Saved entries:
------------------------------------------------

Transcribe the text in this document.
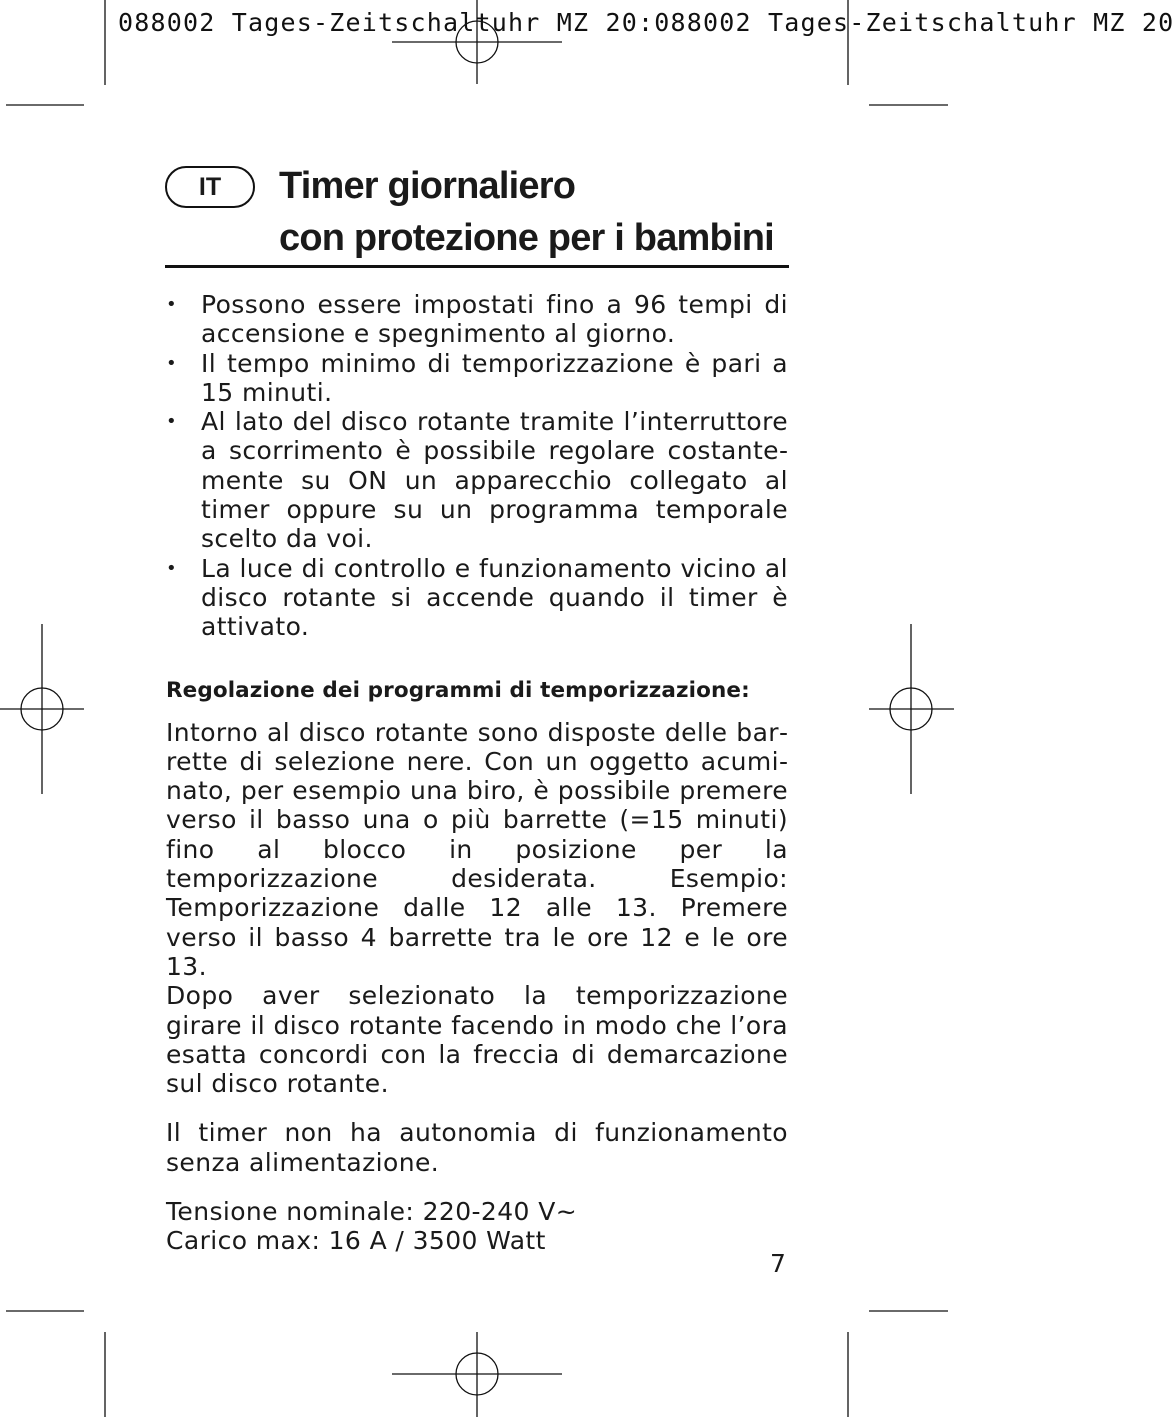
088002 Tages-Zeitschaltuhr MZ 20:088002 Tages-Zeitschaltuhr MZ 20
IT	Timer giornaliero
con protezione per i bambini
• Possono essere impostati fino a 96 tempi di accensione e spegnimento al giorno.
• Il tempo minimo di temporizzazione è pari a 15 minuti.
• Al lato del disco rotante tramite l’interruttore a scorrimento è possibile regolare costantemente su ON un apparecchio collegato al timer oppure su un programma temporale scelto da voi.
• La luce di controllo e funzionamento vicino al disco rotante si accende quando il timer è attivato.
Regolazione dei programmi di temporizzazione:

Intorno al disco rotante sono disposte delle barrette di selezione nere. Con un oggetto acuminato, per esempio una biro, è possibile premere verso il basso una o più barrette (=15 minuti) fino al blocco in posizione per la temporizzazione desiderata. Esempio: Temporizzazione dalle 12 alle 13. Premere verso il basso 4 barrette tra le ore 12 e le ore 13.

Dopo aver selezionato la temporizzazione girare il disco rotante facendo in modo che l’ora esatta concordi con la freccia di demarcazione sul disco rotante.

Il timer non ha autonomia di funzionamento senza alimentazione.

Tensione nominale: 220-240 V~
Carico max: 16 A / 3500 Watt
7
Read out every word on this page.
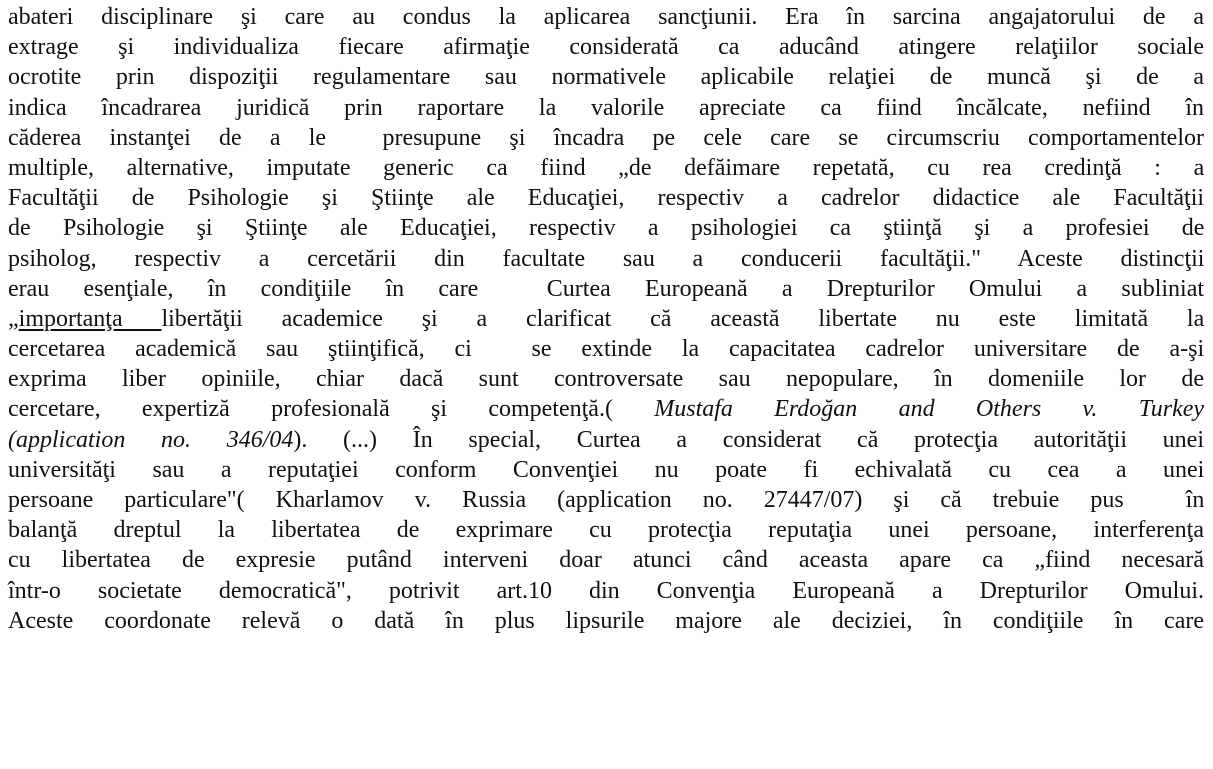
abateri disciplinare şi care au condus la aplicarea sancţiunii. Era în sarcina angajatorului de a
extrage şi individualiza fiecare afirmaţie considerată ca aducând atingere relaţiilor sociale
ocrotite prin dispoziţii regulamentare sau normativele aplicabile relaţiei de muncă şi de a
indica încadrarea juridică prin raportare la valorile apreciate ca fiind încălcate, nefiind în
căderea instanţei de a le  presupune şi încadra pe cele care se circumscriu comportamentelor
multiple, alternative, imputate generic ca fiind „de defăimare repetată, cu rea credinţă : a
Facultăţii de Psihologie şi Ştiinţe ale Educaţiei, respectiv a cadrelor didactice ale Facultăţii
de Psihologie şi Ştiinţe ale Educaţiei, respectiv a psihologiei ca ştiinţă şi a profesiei de
psiholog, respectiv a cercetării din facultate sau a conducerii facultăţii." Aceste distincţii
erau esenţiale, în condiţiile în care  Curtea Europeană a Drepturilor Omului a subliniat
„importanţa libertăţii academice şi a clarificat că această libertate nu este limitată la
cercetarea academică sau ştiinţifică, ci  se extinde la capacitatea cadrelor universitare de a-şi
exprima liber opiniile, chiar dacă sunt controversate sau nepopulare, în domeniile lor de
cercetare, expertiză profesională şi competenţă.( Mustafa Erdoğan and Others v. Turkey
(application no. 346/04). (...) În special, Curtea a considerat că protecţia autorităţii unei
universităţi sau a reputaţiei conform Convenţiei nu poate fi echivalată cu cea a unei
persoane particulare"( Kharlamov v. Russia (application no. 27447/07) şi că trebuie pus  în
balanţă dreptul la libertatea de exprimare cu protecţia reputaţia unei persoane, interferenţa
cu libertatea de expresie putând interveni doar atunci când aceasta apare ca „fiind necesară
într-o societate democratică", potrivit art.10 din Convenţia Europeană a Drepturilor Omului.
Aceste coordonate relevă o dată în plus lipsurile majore ale deciziei, în condiţiile în care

------------------------------------------------

» Task goal
Which lines in the listing above hold the word "unei"? Show each of them.

» Response for this exercise
(application no. 346/04). (...) În special, Curtea a considerat că protecţia autorităţii unei
universităţi sau a reputaţiei conform Convenţiei nu poate fi echivalată cu cea a unei
balanţă dreptul la libertatea de exprimare cu protecţia reputaţia unei persoane, interferenţa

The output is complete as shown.